• **Records provided**
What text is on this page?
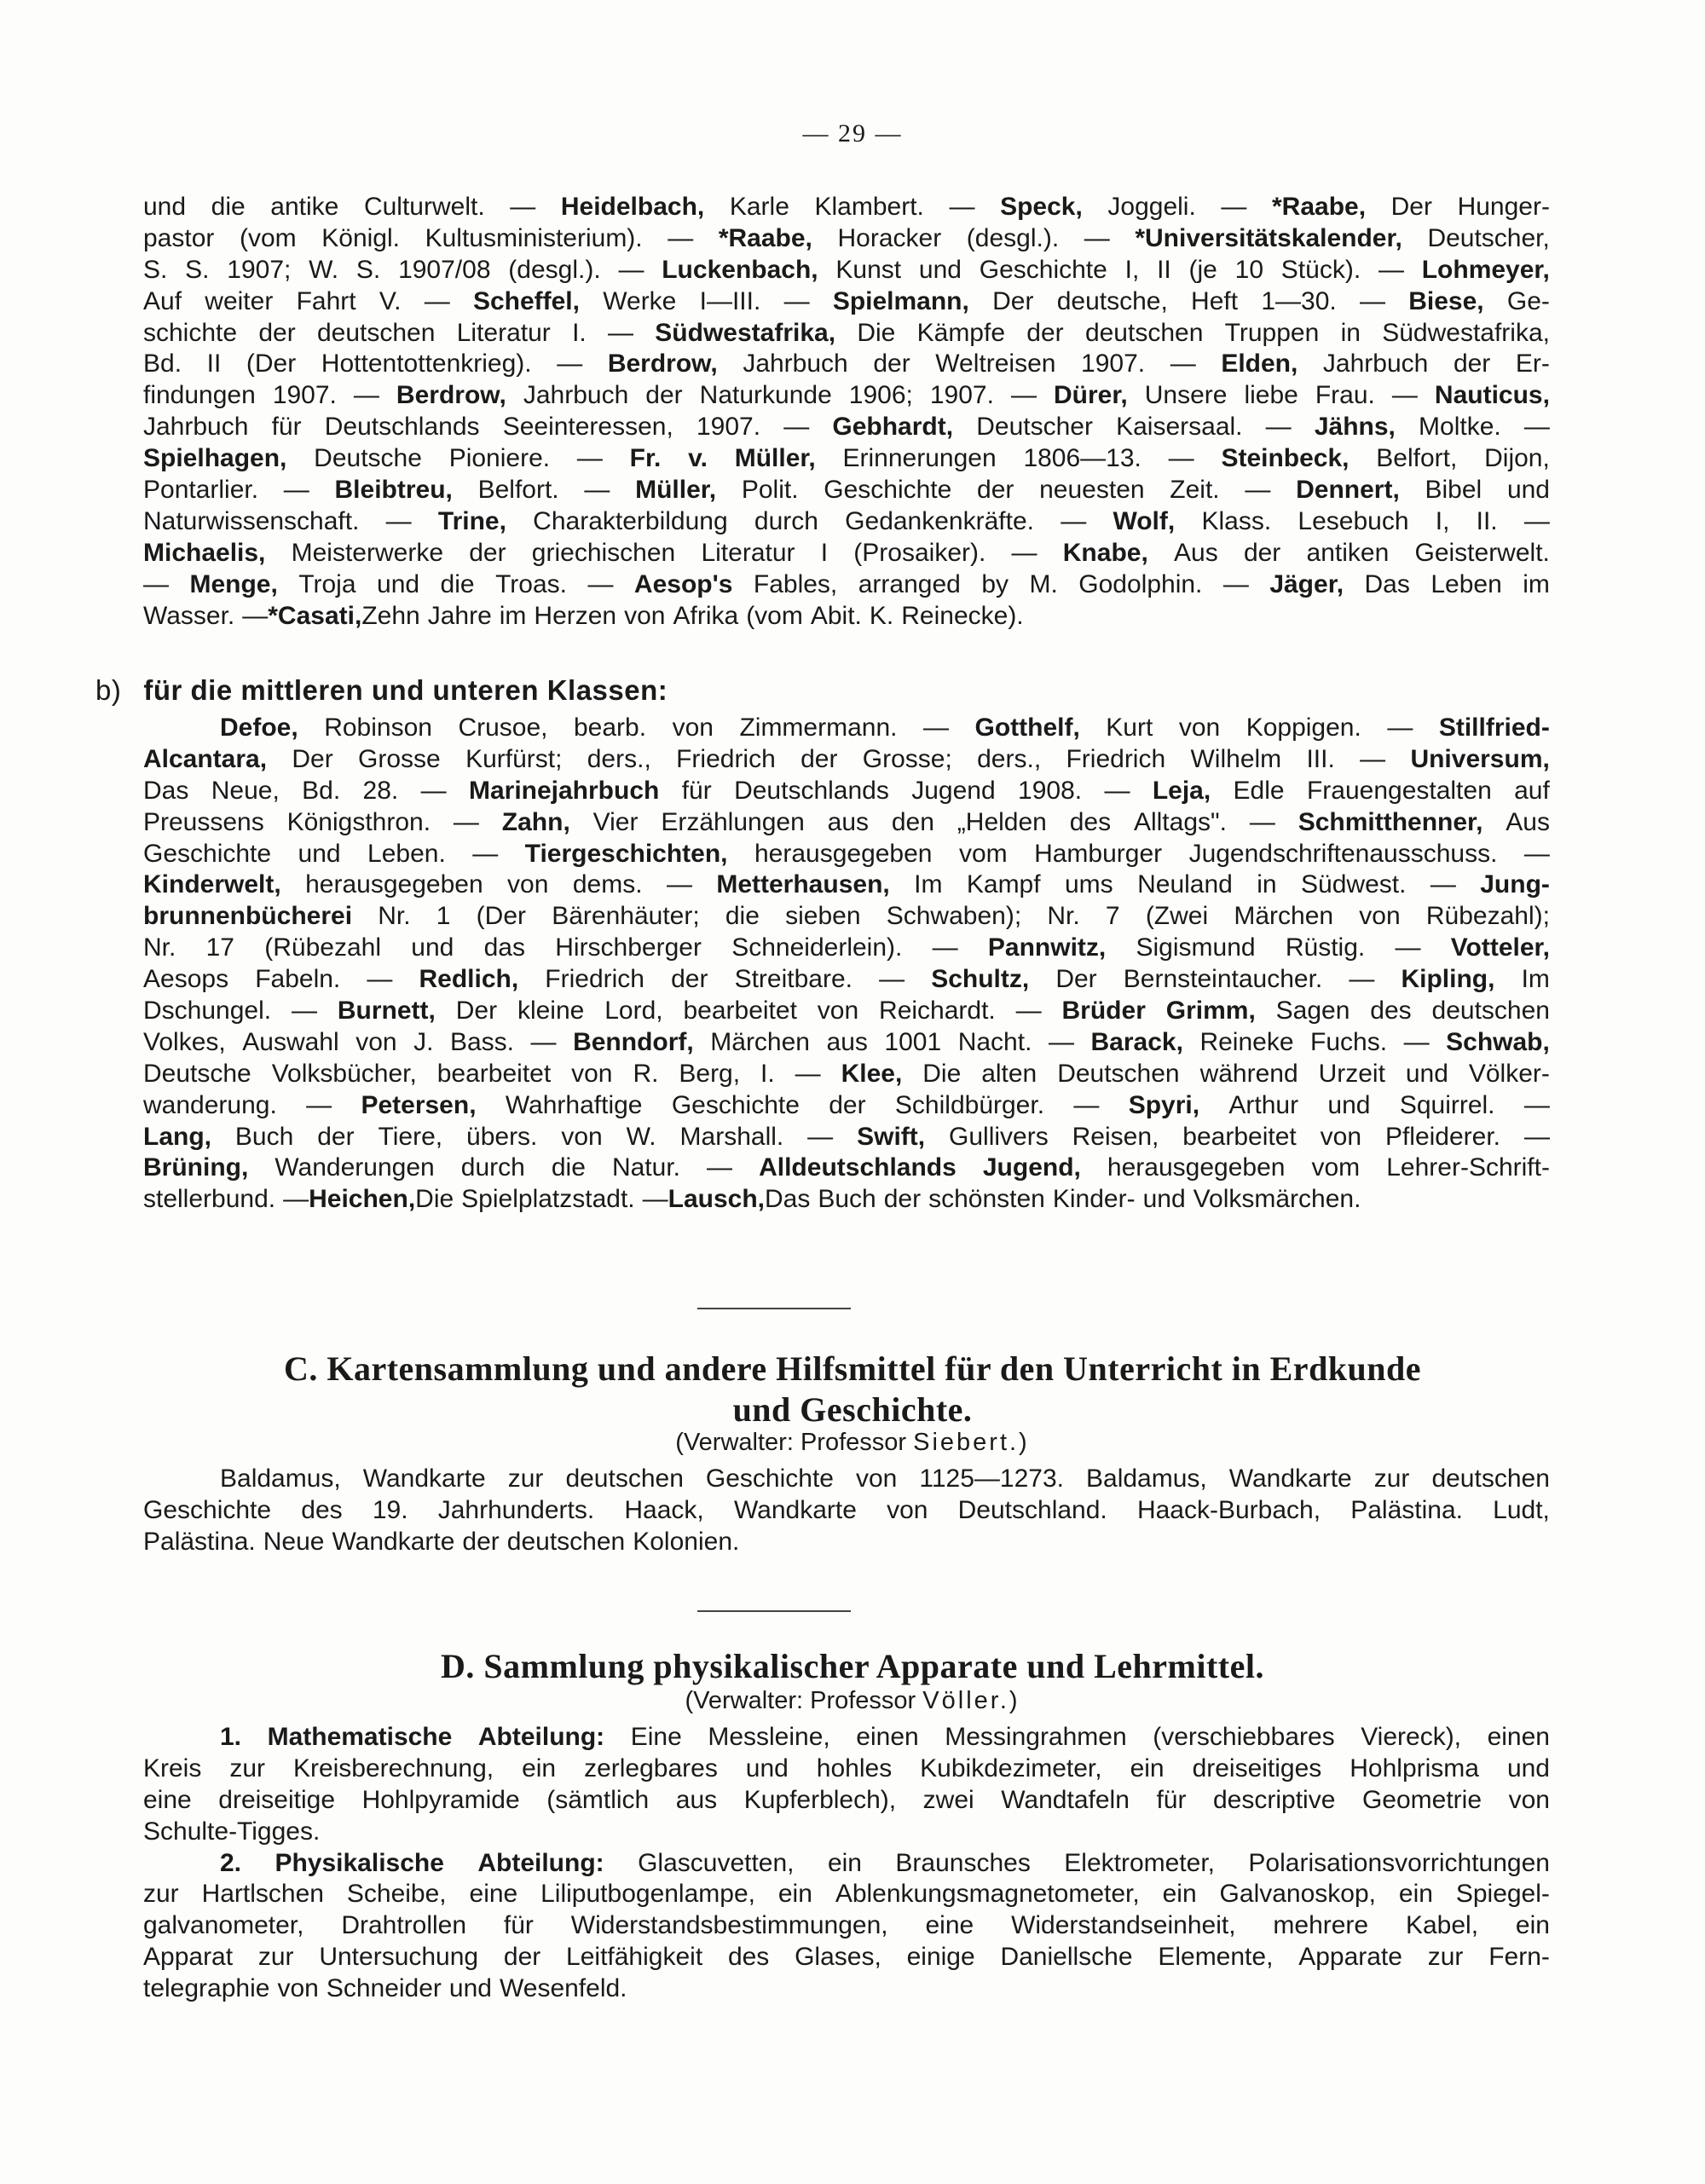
— 29 —
und die antike Culturwelt. — Heidelbach, Karle Klambert. — Speck, Joggeli. — *Raabe, Der Hunger-
pastor (vom Königl. Kultusministerium). — *Raabe, Horacker (desgl.). — *Universitätskalender, Deutscher,
S. S. 1907; W. S. 1907/08 (desgl.). — Luckenbach, Kunst und Geschichte I, II (je 10 Stück). — Lohmeyer,
Auf weiter Fahrt V. — Scheffel, Werke I—III. — Spielmann, Der deutsche, Heft 1—30. — Biese, Ge-
schichte der deutschen Literatur I. — Südwestafrika, Die Kämpfe der deutschen Truppen in Südwestafrika,
Bd. II (Der Hottentottenkrieg). — Berdrow, Jahrbuch der Weltreisen 1907. — Elden, Jahrbuch der Er-
findungen 1907. — Berdrow, Jahrbuch der Naturkunde 1906; 1907. — Dürer, Unsere liebe Frau. — Nauticus,
Jahrbuch für Deutschlands Seeinteressen, 1907. — Gebhardt, Deutscher Kaisersaal. — Jähns, Moltke. —
Spielhagen, Deutsche Pioniere. — Fr. v. Müller, Erinnerungen 1806—13. — Steinbeck, Belfort, Dijon,
Pontarlier. — Bleibtreu, Belfort. — Müller, Polit. Geschichte der neuesten Zeit. — Dennert, Bibel und
Naturwissenschaft. — Trine, Charakterbildung durch Gedankenkräfte. — Wolf, Klass. Lesebuch I, II. —
Michaelis, Meisterwerke der griechischen Literatur I (Prosaiker). — Knabe, Aus der antiken Geisterwelt.
— Menge, Troja und die Troas. — Aesop's Fables, arranged by M. Godolphin. — Jäger, Das Leben im
Wasser. — *Casati, Zehn Jahre im Herzen von Afrika (vom Abit. K. Reinecke).
b) für die mittleren und unteren Klassen:
Defoe, Robinson Crusoe, bearb. von Zimmermann. — Gotthelf, Kurt von Koppigen. — Stillfried-
Alcantara, Der Grosse Kurfürst; ders., Friedrich der Grosse; ders., Friedrich Wilhelm III. — Universum,
Das Neue, Bd. 28. — Marinejahrbuch für Deutschlands Jugend 1908. — Leja, Edle Frauengestalten auf
Preussens Königsthron. — Zahn, Vier Erzählungen aus den „Helden des Alltags". — Schmitthenner, Aus
Geschichte und Leben. — Tiergeschichten, herausgegeben vom Hamburger Jugendschriftenausschuss. —
Kinderwelt, herausgegeben von dems. — Metterhausen, Im Kampf ums Neuland in Südwest. — Jung-
brunnenbücherei Nr. 1 (Der Bärenhäuter; die sieben Schwaben); Nr. 7 (Zwei Märchen von Rübezahl);
Nr. 17 (Rübezahl und das Hirschberger Schneiderlein). — Pannwitz, Sigismund Rüstig. — Votteler,
Aesops Fabeln. — Redlich, Friedrich der Streitbare. — Schultz, Der Bernsteintaucher. — Kipling, Im
Dschungel. — Burnett, Der kleine Lord, bearbeitet von Reichardt. — Brüder Grimm, Sagen des deutschen
Volkes, Auswahl von J. Bass. — Benndorf, Märchen aus 1001 Nacht. — Barack, Reineke Fuchs. — Schwab,
Deutsche Volksbücher, bearbeitet von R. Berg, I. — Klee, Die alten Deutschen während Urzeit und Völker-
wanderung. — Petersen, Wahrhaftige Geschichte der Schildbürger. — Spyri, Arthur und Squirrel. —
Lang, Buch der Tiere, übers. von W. Marshall. — Swift, Gullivers Reisen, bearbeitet von Pfleiderer. —
Brüning, Wanderungen durch die Natur. — Alldeutschlands Jugend, herausgegeben vom Lehrer-Schrift-
stellerbund. — Heichen, Die Spielplatzstadt. — Lausch, Das Buch der schönsten Kinder- und Volksmärchen.
C. Kartensammlung und andere Hilfsmittel für den Unterricht in Erdkunde
und Geschichte.
(Verwalter: Professor Siebert.)
Baldamus, Wandkarte zur deutschen Geschichte von 1125—1273. Baldamus, Wandkarte zur deutschen
Geschichte des 19. Jahrhunderts. Haack, Wandkarte von Deutschland. Haack-Burbach, Palästina. Ludt,
Palästina. Neue Wandkarte der deutschen Kolonien.
D. Sammlung physikalischer Apparate und Lehrmittel.
(Verwalter: Professor Völler.)
1. Mathematische Abteilung: Eine Messleine, einen Messingrahmen (verschiebbares Viereck), einen
Kreis zur Kreisberechnung, ein zerlegbares und hohles Kubikdezimeter, ein dreiseitiges Hohlprisma und
eine dreiseitige Hohlpyramide (sämtlich aus Kupferblech), zwei Wandtafeln für descriptive Geometrie von
Schulte-Tigges.
2. Physikalische Abteilung: Glascuvetten, ein Braunsches Elektrometer, Polarisationsvorrichtungen
zur Hartlschen Scheibe, eine Liliputbogenlampe, ein Ablenkungsmagnetometer, ein Galvanoskop, ein Spiegel-
galvanometer, Drahtrollen für Widerstandsbestimmungen, eine Widerstandseinheit, mehrere Kabel, ein
Apparat zur Untersuchung der Leitfähigkeit des Glases, einige Daniellsche Elemente, Apparate zur Fern-
telegraphie von Schneider und Wesenfeld.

• **Directive**
Of the lines above, how many contain the word "Raabe"? Provide the number and nothing else.

• **Finished exercise**
2